[Reading passage]:

____________________

Absolute Water Volume Estimation from Multi-Sensor approach using SWOT and Sentinel-2

Water resources are under unprecedented pressure driven by climate change, societal demands, and geopolitical tensions. To address these issues in France, the FR2030 project supported by the Ministry for Ecological Transition, aims to improve water management. In this context, authorities have identified 18,500 water bodies requiring regular monitoring through satellite data. These water bodies of varying nature range from 3ha to several hundred hectares.

Current satellite missions provide data well-suited for regular monitoring thanks to their revisit frequency and spatial resolution, enabling observation of a large number of water bodies. The launch of SWOT in 2023 expanded significantly the number of observable water bodies through its near-global coverage, opening up new possibilities for monitoring water resources.

One of FR2030’s objectives is to provide volume measurements that decision-makers, such as prefectures, regional environmental agencies (DREAL) and other authorities, can rely on to act quickly in crisis situations. Most methods focus on estimating volume variations as this approach is more straightforward. However, end users also need absolute quantitative measurements.

The first developed approach is based on the hypsometric law commonly used for volume estimation (Crétaux et al., 2016). While SWOT provides height and surface data, its surface measurements lack the precision required for quantitative monitoring making a multi-sensor approach preferable. The hypsometric curve is derived by combining Sentinel-2 surface data (Peña-Luque et al, 2021) with water surface elevation data from SWOT_L2_HR_LakeSP_Prior products. Lake bottom information obtained from a DEM and dam base data (e.g. DEM4Water) is needed to compute absolute volume to correct the bias. This 2D approach already provides valuable insights for user but requires prior data.

____________________

[Given information]:
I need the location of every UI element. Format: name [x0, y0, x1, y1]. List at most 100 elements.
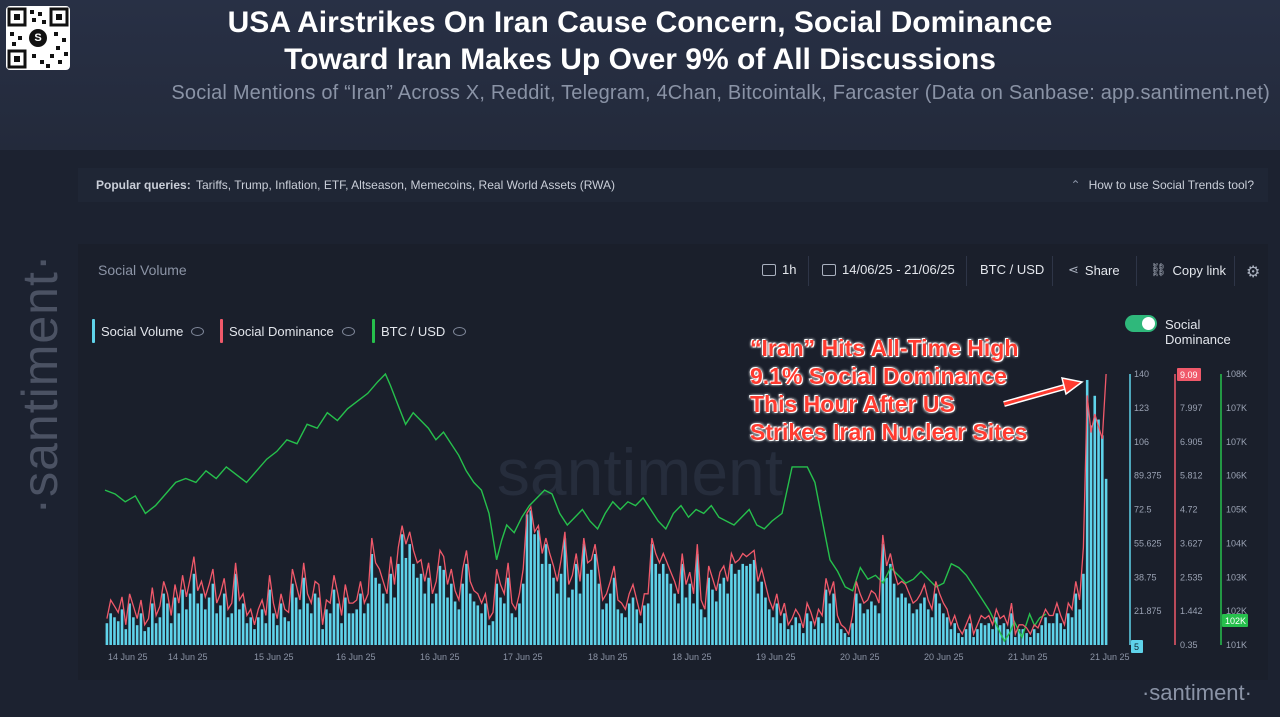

____________________

Resume the piece on estimating absolute water volume from SWOT and Sentinel-2, starting right after its final sentence.

[Result of this exercise]:
A second method was developed to overcome this limitation. Water body contours are extracted from multiple clear Sentinel-2 surface images each linked to a water surface elevation from SWOT. Using 3D reconstruction, we derive bathymetry (Khazaei et al., 2022) discretized along a height scale. Water columns at the target elevation are then used to compute lake volume. This innovative 3D approach relying only on surface and height remote sensing data already shows strong potential. Its preliminary results are consistent with established datasets and methods. The method delivers in-situ validated results with an initial error of just 25% on absolute volumes. With several limitations already identified, this approach is on track for significant improvements.

These two approaches illustrate the potential for developing a global framework for dynamic monitoring of reservoir water storage under time constraints. By combining multi-sensor satellite data and advanced reconstruction techniques, they enable direct estimation of absolute water volumes, an innovative breakthrough compared to traditional methods focused on relative variations. While further validation and optimization are required, these methods open promising perspectives for decision-makers with actionable insights at scales relevant for resource management.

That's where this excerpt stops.